正文
>>>
#34. 多项式乘法
这是一道模板题。
给你两个多项式,请输出乘起来后的多项式。
输入格式
第一行两个整数 n 和 m,分别表示两个多项式的次数。
第二行 n+1 个整数,分别表示第一个多项式的 0 到 n 次项前的系数。
第三行 m+1 个整数,分别表示第一个多项式的 0 到 m 次项前的系数。
输出格式
一行 n+m+1 个整数,分别表示乘起来后的多项式的 0 到 n+m 次项前的系数。
input
1 2
1 2
1 2 1
output
1 4 5 2
explanation
(1+2x)⋅(1+2x+x2)=1+4x+5x2+2x3。
限制与约定
0≤n,m≤105,保证输入中的系数大于等于 0 且小于等于 9。
时间限制:1s
空间限制:256MB
FFT模板题
#include <cmath>
#include <cstdio>
#include <algorithm>
using namespace std;
const int MaxN = 262144;
const double Pi = acos(-1);
int R[MaxN];
int N, M, L, T, l;
struct complex {
double real, imag;
complex (const double &r = 0, const double &i = 0) {
real = r, imag = i;
}
complex operator + (const complex &b) {
return complex(real + b.real, imag + b.imag);
}
complex operator - (const complex &b) {
return complex(real - b.real, imag - b.imag);
}
complex operator * (const complex &b) {
complex c;
c.real = real * b.real - imag * b.imag;
c.imag = real * b.imag + imag * b.real;
return c;
}
complex operator *= (const complex &b) {
*this = *this * b;
return *this;
}
}a[MaxN], b[MaxN];
#define real(x) a[x].real
#define imag(x) a[x].imag
void FFT (complex *a, const int &n, const int &res) {
for (int i = 0; i < n; ++i)
<<<
版面数据集条目
>>>
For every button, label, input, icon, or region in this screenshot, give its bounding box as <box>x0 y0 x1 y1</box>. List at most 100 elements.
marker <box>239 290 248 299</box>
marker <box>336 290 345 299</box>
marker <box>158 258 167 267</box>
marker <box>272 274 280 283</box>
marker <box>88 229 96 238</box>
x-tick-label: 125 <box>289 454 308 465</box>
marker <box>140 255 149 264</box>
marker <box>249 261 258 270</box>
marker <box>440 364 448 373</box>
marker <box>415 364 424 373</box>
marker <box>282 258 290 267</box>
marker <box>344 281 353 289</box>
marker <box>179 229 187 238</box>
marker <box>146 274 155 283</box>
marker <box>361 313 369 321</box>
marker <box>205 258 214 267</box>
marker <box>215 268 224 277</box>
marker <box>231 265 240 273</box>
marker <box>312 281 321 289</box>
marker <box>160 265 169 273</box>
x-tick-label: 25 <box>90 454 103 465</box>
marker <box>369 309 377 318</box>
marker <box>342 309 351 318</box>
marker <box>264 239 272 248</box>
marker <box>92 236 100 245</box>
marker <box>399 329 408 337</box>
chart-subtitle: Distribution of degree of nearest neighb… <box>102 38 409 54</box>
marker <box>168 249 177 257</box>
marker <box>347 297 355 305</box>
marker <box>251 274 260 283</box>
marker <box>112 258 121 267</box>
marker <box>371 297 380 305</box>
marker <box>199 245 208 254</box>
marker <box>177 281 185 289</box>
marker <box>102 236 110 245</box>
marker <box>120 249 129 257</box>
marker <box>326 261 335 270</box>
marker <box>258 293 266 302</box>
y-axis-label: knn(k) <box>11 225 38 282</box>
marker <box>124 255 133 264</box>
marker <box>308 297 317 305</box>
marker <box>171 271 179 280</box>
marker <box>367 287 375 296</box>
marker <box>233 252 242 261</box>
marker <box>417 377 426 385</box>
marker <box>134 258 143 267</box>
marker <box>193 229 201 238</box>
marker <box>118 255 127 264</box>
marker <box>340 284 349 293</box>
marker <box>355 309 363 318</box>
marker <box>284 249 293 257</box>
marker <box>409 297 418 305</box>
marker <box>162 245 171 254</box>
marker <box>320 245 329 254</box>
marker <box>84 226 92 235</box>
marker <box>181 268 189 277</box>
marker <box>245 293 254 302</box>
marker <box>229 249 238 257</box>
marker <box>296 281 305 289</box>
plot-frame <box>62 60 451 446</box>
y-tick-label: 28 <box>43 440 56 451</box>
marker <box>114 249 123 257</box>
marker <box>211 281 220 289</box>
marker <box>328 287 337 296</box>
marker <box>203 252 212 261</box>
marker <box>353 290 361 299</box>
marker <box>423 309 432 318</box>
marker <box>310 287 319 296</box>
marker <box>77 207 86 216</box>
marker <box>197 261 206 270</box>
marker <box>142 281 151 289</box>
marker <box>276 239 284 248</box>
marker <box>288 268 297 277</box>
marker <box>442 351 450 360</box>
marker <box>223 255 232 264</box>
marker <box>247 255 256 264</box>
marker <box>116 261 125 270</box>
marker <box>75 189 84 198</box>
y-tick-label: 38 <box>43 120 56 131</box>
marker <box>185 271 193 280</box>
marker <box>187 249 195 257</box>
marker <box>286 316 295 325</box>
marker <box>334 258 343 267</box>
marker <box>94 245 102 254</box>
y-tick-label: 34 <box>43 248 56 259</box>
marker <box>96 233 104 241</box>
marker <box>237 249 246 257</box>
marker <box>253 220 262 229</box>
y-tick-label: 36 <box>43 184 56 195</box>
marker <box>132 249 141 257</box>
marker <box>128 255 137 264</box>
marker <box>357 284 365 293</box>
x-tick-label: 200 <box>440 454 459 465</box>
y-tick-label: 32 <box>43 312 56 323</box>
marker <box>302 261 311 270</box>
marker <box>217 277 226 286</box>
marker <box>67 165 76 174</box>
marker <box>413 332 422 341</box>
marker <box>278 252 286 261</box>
<<<
任务说明
续写上方多项式乘法题目的正文,从它的最后一行代码之后接着写下去。

练习输出
if (i < R[i]) swap(a[i], a[R[i]]);
for (int k = 1; k < n; k <<= 1) {
complex w = complex (cos(Pi / k), res * sin(Pi / k));
for (int s = 0; s < n; s += k << 1) {
complex Wx = complex(1, 0);
for (int i = s; i < s + k; ++i) {
complex u1 = a[i], u2 = Wx * a[i + k];
a[i] = u1 + u2;
a[i + k] = u1 - u2;
Wx *= w;
}
}
}
if (!~res) {
for (int i = 0; i < n; ++i)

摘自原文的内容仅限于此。